There is a whirlpool effect to the painting as a whole, its swirl of spray, clouds, and sea insistently drawing the eye away from the softly defined periphery and into the space between men and ship, where it feels as if the storm may be starting to pass, sweeping away to the left of the scene. The thrill that Dostoyevsky detected was the thrill of the storm's power but also of how the faint emergence of the rainbow hints at its passing. The pathos of the ship's loss gives way in the instant to our recognition of the complex thrill that the sailors would be feeling. Such moments of startled feeling are perhaps what Newmarch meant by a "truthful vision" in Aivazovsky's best work.
Oil on Canvas - The Tretyakov Gallery, Moscow, Russia
The Black Sea
It is instructive to compare The Black Sea with the French tradition of seascape painting that Aivazovsky was linked to through Philippe Tanneur and which included paintings by Géricault such as The Storm (or The Shipwreck). Aivazovsky's technique was undoubtedly shaped early on by Tanneur's and the latter's Steamer Off Dover resembles The Black Sea in its foregrounding of rolling waves with spume-fringed crests. But Tanneur's water is always more like Géricault's, sculpted and frozen in time. As his own technique outstripped his early teacher's, Aivazovsky was able to capture a greater sense of motion, as if the French painters' attention to surface detail got in the way of their communicating fluidity and depth.
In The Black Sea that depth is unmediated by the presence of boats or human figures (the only vessel is on the horizon), and the painting's striking achievement is in refusing us the distance that those mediating presences usually afford. Instead, we are virtually in the water. It roils around us and the impression of motion is irresistible. The water has a labile density instead of a sculpted surface. Aivazovsky's characteristic lightness of touch in the sky makes it pellucid, which adds to the density and depth of the water, where Géricault's and Tanneur's skies always competed with their seas.

◆ ◆ ◆ ◆ ◆

» Problems and tasks
• a. From the passage on Aivazovsky's seascapes, reproduce the stretch from "In The Black" through "with their seas.".
• b. Answer these questions using the passage on Aivazovsky's seascapes:
(i) What does the faint emergence of the rainbow hint at?
(ii) Through whom was Aivazovsky linked to the French tradition of seascape painting?
(iii) Where is the only vessel in The Black Sea?
The items below have no connection to the passage on Aivazovsky's seascapes.

Box annotation data:
◆ ◆ ◆ ◆ ◆

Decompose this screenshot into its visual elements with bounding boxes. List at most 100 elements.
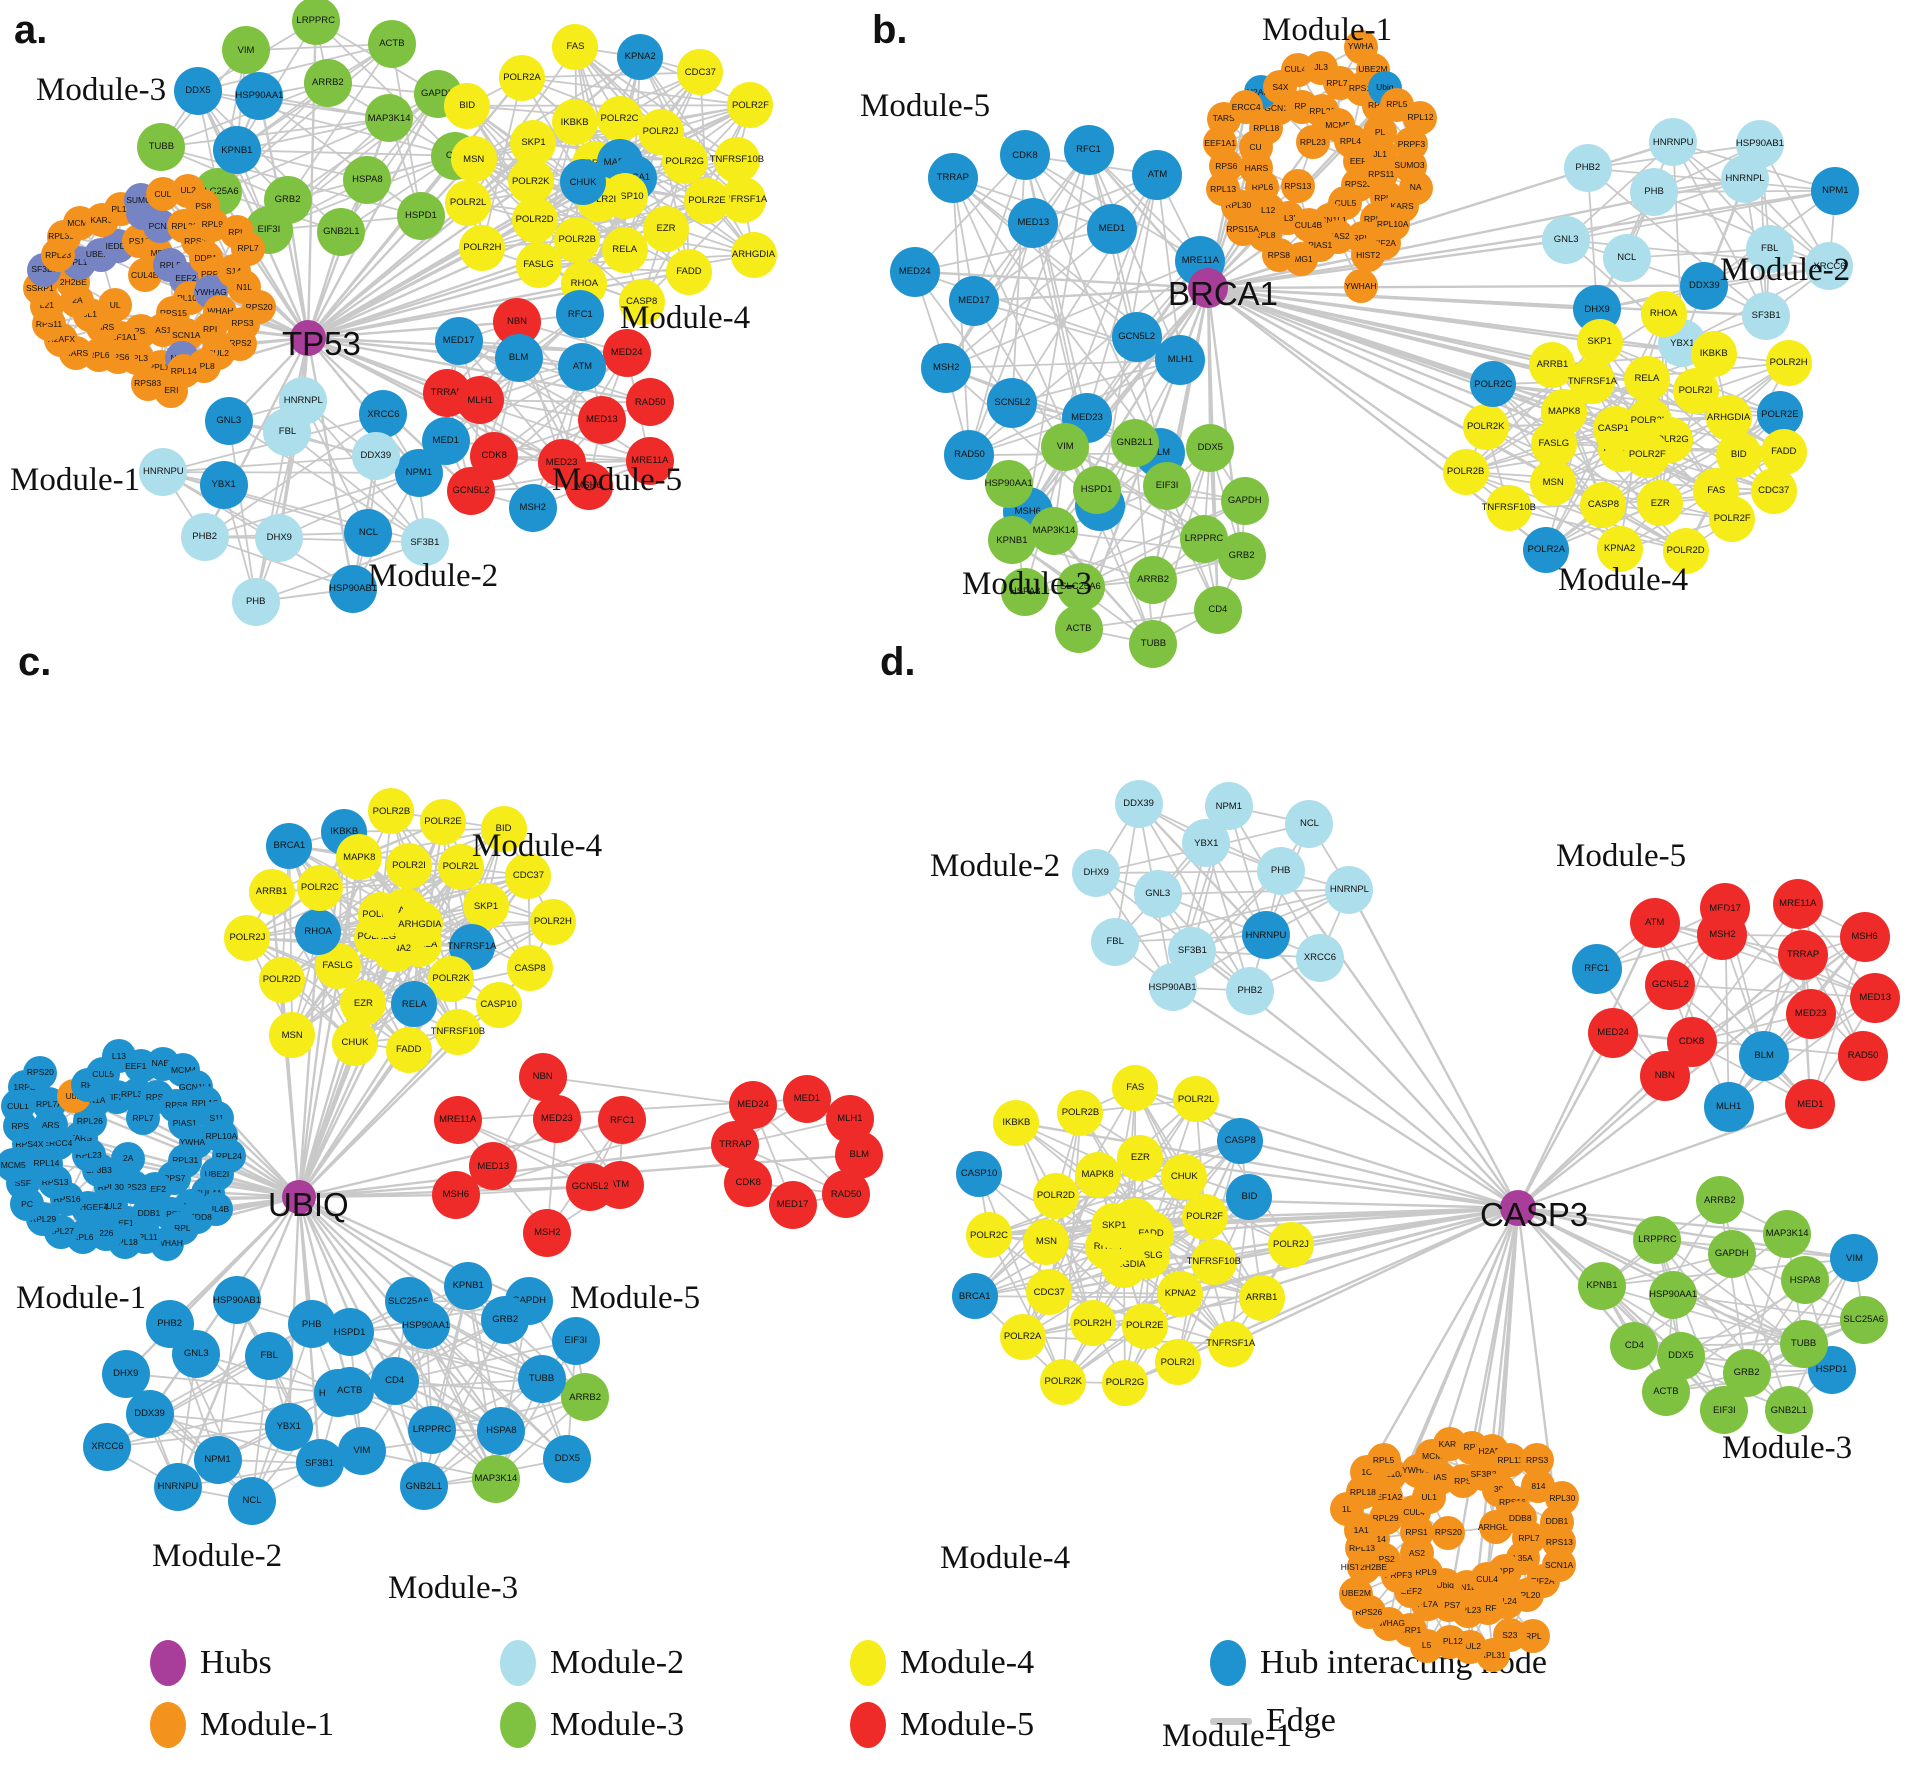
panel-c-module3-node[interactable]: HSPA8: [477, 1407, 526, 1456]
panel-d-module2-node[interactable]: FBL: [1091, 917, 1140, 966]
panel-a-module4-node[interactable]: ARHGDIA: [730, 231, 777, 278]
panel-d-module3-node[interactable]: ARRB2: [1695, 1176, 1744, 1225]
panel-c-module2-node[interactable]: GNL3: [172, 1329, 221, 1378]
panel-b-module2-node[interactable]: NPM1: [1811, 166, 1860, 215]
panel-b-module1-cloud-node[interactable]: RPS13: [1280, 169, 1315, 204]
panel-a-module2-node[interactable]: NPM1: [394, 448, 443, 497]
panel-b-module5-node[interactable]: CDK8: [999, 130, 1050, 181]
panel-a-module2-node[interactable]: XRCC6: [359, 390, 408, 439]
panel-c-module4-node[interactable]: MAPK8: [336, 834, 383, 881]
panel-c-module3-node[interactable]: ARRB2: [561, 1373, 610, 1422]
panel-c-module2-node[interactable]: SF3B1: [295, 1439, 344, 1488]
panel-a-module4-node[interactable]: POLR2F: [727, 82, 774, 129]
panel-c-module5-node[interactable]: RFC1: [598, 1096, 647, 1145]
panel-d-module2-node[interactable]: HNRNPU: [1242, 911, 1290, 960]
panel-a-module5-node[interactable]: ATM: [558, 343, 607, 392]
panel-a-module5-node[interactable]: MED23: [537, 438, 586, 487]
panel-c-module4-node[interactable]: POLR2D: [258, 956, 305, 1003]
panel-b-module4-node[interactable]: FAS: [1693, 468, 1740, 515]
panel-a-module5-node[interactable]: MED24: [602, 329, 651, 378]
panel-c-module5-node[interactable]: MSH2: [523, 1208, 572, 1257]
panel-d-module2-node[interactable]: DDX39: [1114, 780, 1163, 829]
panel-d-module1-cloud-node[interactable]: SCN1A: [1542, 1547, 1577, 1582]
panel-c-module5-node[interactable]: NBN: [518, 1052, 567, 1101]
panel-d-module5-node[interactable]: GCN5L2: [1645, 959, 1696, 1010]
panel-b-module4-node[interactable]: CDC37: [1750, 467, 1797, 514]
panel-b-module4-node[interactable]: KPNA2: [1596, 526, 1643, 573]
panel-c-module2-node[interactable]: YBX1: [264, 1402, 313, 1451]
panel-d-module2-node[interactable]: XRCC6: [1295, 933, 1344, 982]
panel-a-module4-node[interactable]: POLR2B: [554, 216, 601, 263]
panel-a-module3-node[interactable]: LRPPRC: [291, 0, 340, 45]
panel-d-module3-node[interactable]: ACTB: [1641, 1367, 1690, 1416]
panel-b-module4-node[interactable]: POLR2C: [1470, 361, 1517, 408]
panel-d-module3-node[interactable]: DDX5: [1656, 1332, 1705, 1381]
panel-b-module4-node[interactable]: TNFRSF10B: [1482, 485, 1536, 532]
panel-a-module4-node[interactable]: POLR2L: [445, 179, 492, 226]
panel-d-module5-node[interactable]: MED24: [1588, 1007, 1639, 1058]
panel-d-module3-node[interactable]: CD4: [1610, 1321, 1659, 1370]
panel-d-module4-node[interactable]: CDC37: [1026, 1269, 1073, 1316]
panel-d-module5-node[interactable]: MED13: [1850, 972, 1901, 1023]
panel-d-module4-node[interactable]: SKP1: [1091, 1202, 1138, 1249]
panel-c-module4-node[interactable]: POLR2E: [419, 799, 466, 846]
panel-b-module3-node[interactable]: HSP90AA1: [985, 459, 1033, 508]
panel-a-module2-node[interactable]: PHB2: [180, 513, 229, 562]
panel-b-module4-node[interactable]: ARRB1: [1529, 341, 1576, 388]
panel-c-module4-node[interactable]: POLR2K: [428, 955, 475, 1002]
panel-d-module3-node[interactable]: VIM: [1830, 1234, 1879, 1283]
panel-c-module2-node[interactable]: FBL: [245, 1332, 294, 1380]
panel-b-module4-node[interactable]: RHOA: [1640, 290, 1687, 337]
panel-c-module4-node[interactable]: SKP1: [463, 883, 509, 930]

◆ ◆ ◆ ◆ ◆

» Answers to each task
• a.
In The Black Sea that depth is unmediated by the presence of boats or human figures (the only vessel is on the horizon), and the painting's striking achievement is in refusing us the distance that those mediating presences usually afford. Instead, we are virtually in the water. It roils around us and the impression of motion is irresistible. The water has a labile density instead of a sculpted surface. Aivazovsky's characteristic lightness of touch in the sky makes it pellucid, which adds to the density and depth of the water, where Géricault's and Tanneur's skies always competed with their seas.

• b.
(i) The storm's passing.
(ii) Philippe Tanneur.
(iii) On the horizon.